Return all of the data exactly, with nothing left out but the pictures.

Data records:
────
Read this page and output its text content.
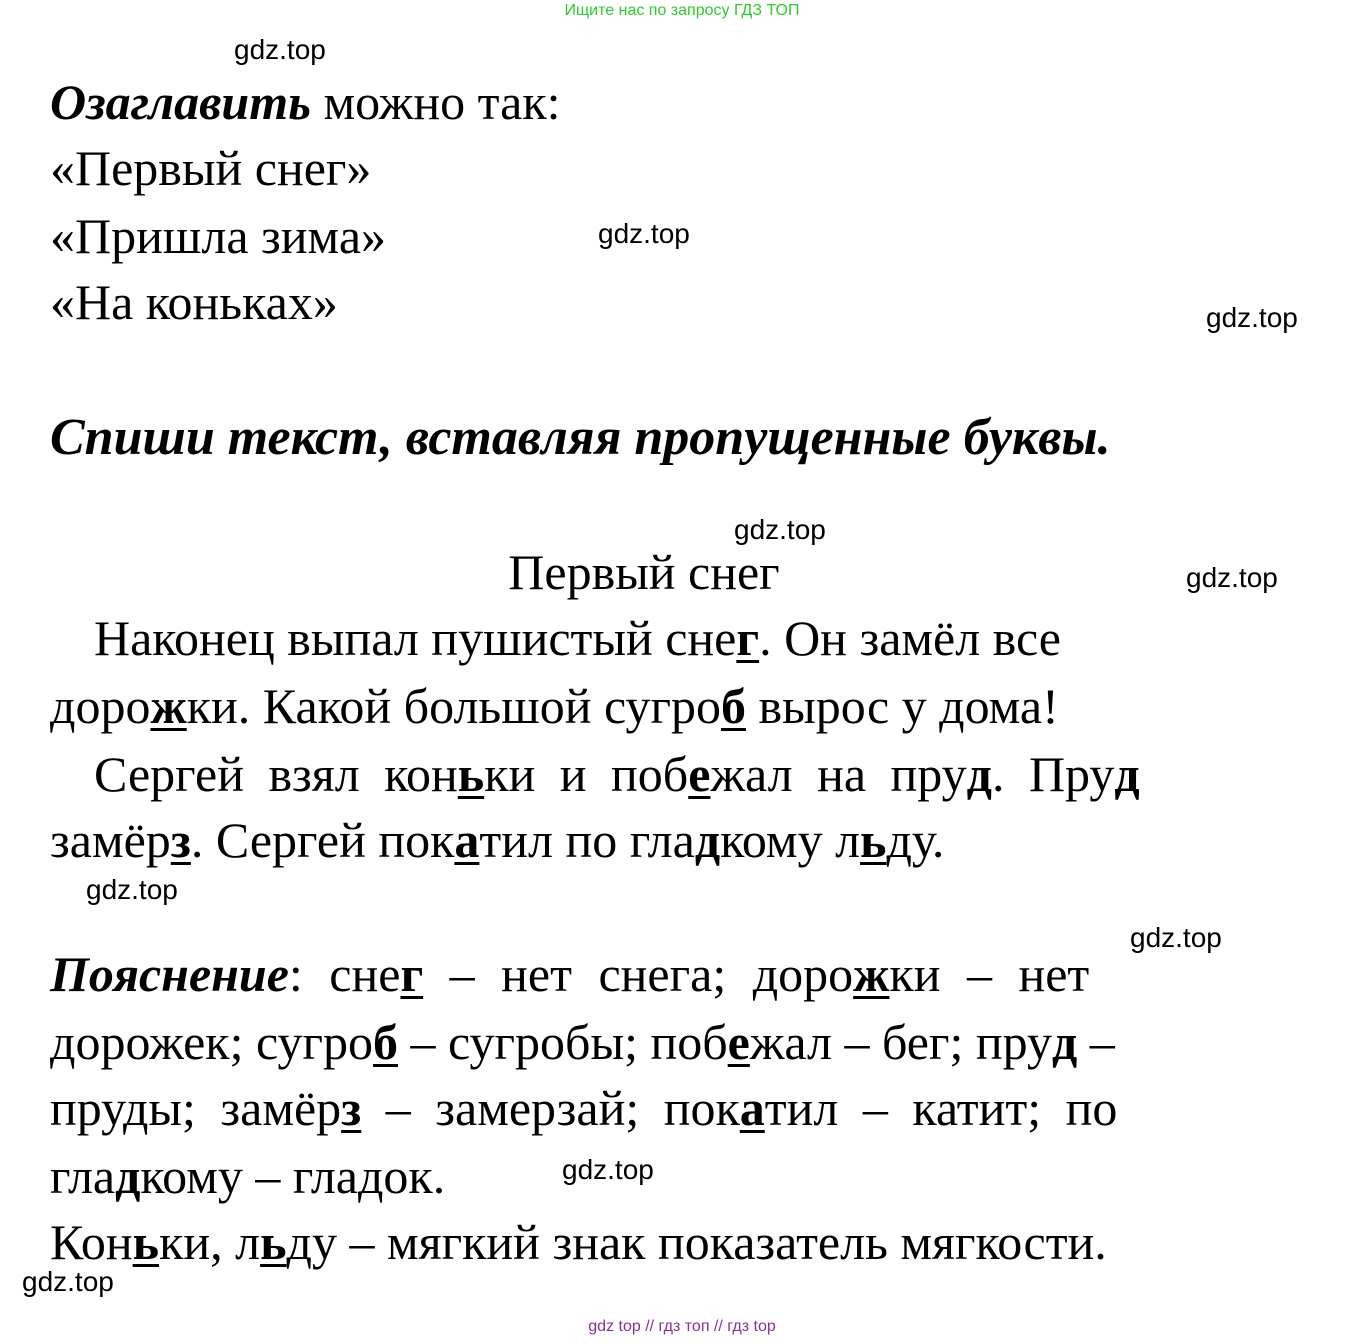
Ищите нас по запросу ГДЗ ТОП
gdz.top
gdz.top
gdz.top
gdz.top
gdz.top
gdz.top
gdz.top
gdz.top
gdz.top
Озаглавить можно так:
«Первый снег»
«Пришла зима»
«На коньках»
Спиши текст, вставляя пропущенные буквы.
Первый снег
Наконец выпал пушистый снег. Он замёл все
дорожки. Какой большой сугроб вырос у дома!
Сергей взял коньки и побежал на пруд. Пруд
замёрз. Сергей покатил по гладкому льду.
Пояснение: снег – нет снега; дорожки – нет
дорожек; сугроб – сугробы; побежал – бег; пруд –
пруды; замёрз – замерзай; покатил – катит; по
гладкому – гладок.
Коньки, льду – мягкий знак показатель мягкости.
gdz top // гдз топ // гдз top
────
THE REPLY
Read this page and output its text content.
Ищите нас по запросу ГДЗ ТОП
gdz.top
gdz.top
gdz.top
gdz.top
gdz.top
gdz.top
gdz.top
gdz.top
gdz.top
Озаглавить можно так:
«Первый снег»
«Пришла зима»
«На коньках»
Спиши текст, вставляя пропущенные буквы.
Первый снег
Наконец выпал пушистый снег. Он замёл все
дорожки. Какой большой сугроб вырос у дома!
Сергей взял коньки и побежал на пруд. Пруд
замёрз. Сергей покатил по гладкому льду.
Пояснение: снег – нет снега; дорожки – нет
дорожек; сугроб – сугробы; побежал – бег; пруд –
пруды; замёрз – замерзай; покатил – катит; по
гладкому – гладок.
Коньки, льду – мягкий знак показатель мягкости.
gdz top // гдз топ // гдз top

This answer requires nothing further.